# WELL...I almost got bit, i think



## Pheonixx (Jun 22, 2004)

so was this a love tap or a wraning or what?

Yesterday i was taking my A. Avic out for a min but before i could lay my hand flat on the glass to let him carwl on it he jumped at me as if he was gonna take my finger off!  he stopped ( i remained calm) and touched my finger with his pendilap and scurried off in the cage.  whats up with this?  was this a "uhh i better not bite him he feeds me..."  LOL ir what?


----------



## priZZ (Jun 22, 2004)

I think, Your spider was thinking, You are some kind of food! You know, the vibrations and these sort of things!   

Perhaps You really taste good!  ;P


----------



## Pheonixx (Jun 22, 2004)

i dont know i wash my habds before i handle them so there is nothing harmful on my hands (i handle cash all day at work, lots of nasties on money)
but until them i have see ZERO agression from them.  maybe its gonna MOLT...that'd be nice


----------



## TheGreenMachine (Jun 22, 2004)

we'll one time when I was pouring water into my A. avics water bowl it jumped off the class to the water beeds that were falling.  I think that it though it was some more of those magic crickets that fall out of the sky.  I'm going to agree with priZZ and say that he thought you were some kind of prey until he got closer and saw the size of you


----------



## jesses (Jun 22, 2004)

Pheonixx said:
			
		

> so was this a love tap or a wraning or what?

# Required actions
#1 Duplicate the tarantula thread from "Yesterday i was" to "LOL ir what?".
#2 In the tarantula thread, what does Pheonixx say he handles all day at work?
#3 Write the next part of the forum thread about the tarantula that almost bit its owner, starting after its last line.
These items have nothing to do with the tarantula thread.

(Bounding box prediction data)

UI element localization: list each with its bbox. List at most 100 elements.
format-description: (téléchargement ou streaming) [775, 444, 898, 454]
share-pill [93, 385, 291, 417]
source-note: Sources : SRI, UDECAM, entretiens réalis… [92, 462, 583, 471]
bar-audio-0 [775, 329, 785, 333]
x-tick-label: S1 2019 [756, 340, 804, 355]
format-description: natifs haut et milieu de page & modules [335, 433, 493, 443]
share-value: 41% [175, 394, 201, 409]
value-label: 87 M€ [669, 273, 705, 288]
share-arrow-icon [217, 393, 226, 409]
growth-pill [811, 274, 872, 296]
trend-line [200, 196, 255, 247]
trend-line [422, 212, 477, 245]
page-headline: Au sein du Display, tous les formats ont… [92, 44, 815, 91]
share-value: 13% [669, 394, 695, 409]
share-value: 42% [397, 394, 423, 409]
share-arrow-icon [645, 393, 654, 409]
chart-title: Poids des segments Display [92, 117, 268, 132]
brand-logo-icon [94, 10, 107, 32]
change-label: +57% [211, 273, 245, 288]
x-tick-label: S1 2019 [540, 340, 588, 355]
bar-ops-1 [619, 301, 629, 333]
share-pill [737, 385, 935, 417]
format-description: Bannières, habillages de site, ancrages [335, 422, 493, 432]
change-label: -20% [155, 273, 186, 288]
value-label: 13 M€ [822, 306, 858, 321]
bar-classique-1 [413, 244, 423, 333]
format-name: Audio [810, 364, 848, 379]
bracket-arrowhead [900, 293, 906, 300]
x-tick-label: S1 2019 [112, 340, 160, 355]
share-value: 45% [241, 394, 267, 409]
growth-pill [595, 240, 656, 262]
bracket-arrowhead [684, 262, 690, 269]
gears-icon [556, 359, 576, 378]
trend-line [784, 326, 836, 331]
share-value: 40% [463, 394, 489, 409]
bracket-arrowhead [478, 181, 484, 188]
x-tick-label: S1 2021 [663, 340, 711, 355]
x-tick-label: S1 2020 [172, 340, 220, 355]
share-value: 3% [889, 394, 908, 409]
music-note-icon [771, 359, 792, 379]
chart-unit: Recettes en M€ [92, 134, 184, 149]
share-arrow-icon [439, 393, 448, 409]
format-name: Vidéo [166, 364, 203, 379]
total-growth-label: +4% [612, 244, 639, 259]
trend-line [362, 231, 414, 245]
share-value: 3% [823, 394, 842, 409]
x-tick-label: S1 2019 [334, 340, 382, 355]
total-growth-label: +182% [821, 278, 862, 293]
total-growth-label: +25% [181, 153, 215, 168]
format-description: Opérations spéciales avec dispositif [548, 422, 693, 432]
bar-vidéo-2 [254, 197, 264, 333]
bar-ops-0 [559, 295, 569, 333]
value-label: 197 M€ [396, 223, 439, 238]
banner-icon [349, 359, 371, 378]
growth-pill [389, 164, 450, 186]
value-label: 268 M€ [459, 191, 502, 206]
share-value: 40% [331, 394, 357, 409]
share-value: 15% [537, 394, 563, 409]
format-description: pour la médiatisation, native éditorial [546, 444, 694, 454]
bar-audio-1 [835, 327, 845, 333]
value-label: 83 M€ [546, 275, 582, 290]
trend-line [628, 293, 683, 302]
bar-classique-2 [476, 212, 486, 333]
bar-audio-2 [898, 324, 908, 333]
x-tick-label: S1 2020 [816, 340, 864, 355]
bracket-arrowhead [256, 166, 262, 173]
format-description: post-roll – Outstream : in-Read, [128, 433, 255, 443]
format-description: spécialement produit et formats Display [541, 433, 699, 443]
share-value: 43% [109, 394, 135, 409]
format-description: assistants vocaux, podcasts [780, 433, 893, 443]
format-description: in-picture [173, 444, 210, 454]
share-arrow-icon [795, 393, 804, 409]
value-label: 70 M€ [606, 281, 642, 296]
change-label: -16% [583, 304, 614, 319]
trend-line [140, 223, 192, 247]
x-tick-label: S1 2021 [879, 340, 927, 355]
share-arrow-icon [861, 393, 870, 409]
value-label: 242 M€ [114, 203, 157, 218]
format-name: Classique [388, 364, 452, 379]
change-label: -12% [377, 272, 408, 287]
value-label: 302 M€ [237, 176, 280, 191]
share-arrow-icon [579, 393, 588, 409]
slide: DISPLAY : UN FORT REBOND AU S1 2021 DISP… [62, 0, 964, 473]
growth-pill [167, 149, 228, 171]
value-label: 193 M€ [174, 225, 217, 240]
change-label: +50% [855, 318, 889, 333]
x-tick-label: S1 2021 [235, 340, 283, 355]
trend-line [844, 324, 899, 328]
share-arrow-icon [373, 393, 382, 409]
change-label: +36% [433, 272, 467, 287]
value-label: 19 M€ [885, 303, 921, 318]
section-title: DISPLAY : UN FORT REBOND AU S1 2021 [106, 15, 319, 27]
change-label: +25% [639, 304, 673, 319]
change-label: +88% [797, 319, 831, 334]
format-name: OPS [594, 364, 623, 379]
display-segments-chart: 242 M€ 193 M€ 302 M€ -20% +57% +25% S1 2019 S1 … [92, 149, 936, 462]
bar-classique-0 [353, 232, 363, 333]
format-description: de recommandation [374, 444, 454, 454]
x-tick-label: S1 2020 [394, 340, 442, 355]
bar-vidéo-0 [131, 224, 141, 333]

# Answers to the problems
#1
Yesterday i was taking my A. Avic out for a min but before i could lay my hand flat on the glass to let him carwl on it he jumped at me as if he was gonna take my finger off!  he stopped ( i remained calm) and touched my finger with his pendilap and scurried off in the cage.  whats up with this?  was this a "uhh i better not bite him he feeds me..."  LOL ir what?

#2 Cash.

#3
> 
> Yesterday i was taking my A. Avic out for a min but before i could lay my hand flat on the glass to let him carwl on it he jumped at me as if he was gonna take my finger off!  he stopped ( i remained calm) and touched my finger with his pendilap and scurried off in the cage.  whats up with this?  was this a "uhh i better not bite him he feeds me..."  LOL ir what?


It thought your finger was food so it touched it with its front legs and pedipalps which is where its smell/teste sensors are and determined that you aren't food and retreated. If you were a cricket then it would have next attacked. They detect whether they're touching food very fast.


----------



## jesses (Jun 22, 2004)

Pheonixx said:
			
		

> i dont know i wash my habds before i handle them so there is nothing harmful on my hands (i handle cash all day at work, lots of nasties on money)
> but until them i have see ZERO agression from them.  maybe its gonna MOLT...that'd be nice


Eating isn't agression, its a survival necessity


----------



## Pheonixx (Jun 22, 2004)

oh i know they are hungry cause 3 crix survived 3 days and havent been eaten, its a big tank so i am not worried about the crix stressing the T, but they have NEVER acted that way toward me sticking my hands in the tank, just wondering if you all think i need to be careful so i dont get bit.


----------



## jesses (Jun 22, 2004)

Pheonixx said:
			
		

> oh i know they are hungry cause 3 crix survived 3 days and havent been eaten, its a big tank so i am not worried about the crix stressing the T, but they have NEVER acted that way toward me sticking my hands in the tank, just wondering if you all think i need to be careful so i dont get bit.


You're asking the Internet whether you should be careful or not? No, be dangerous


----------



## Pheonixx (Jun 22, 2004)

ok not really how i meant that, but i get your point.  i was more asking if i should be careful in relation to the premolt thing...i know T's bite and can be mean and nasty (ask anoyone who has an OBT)


----------



## jesses (Jun 22, 2004)

Pheonixx said:
			
		

> ok not really how i meant that, but i get your point.  i was more asking if i should be careful in relation to the premolt thing...i know T's bite and can be mean and nasty (ask anoyone who has an OBT)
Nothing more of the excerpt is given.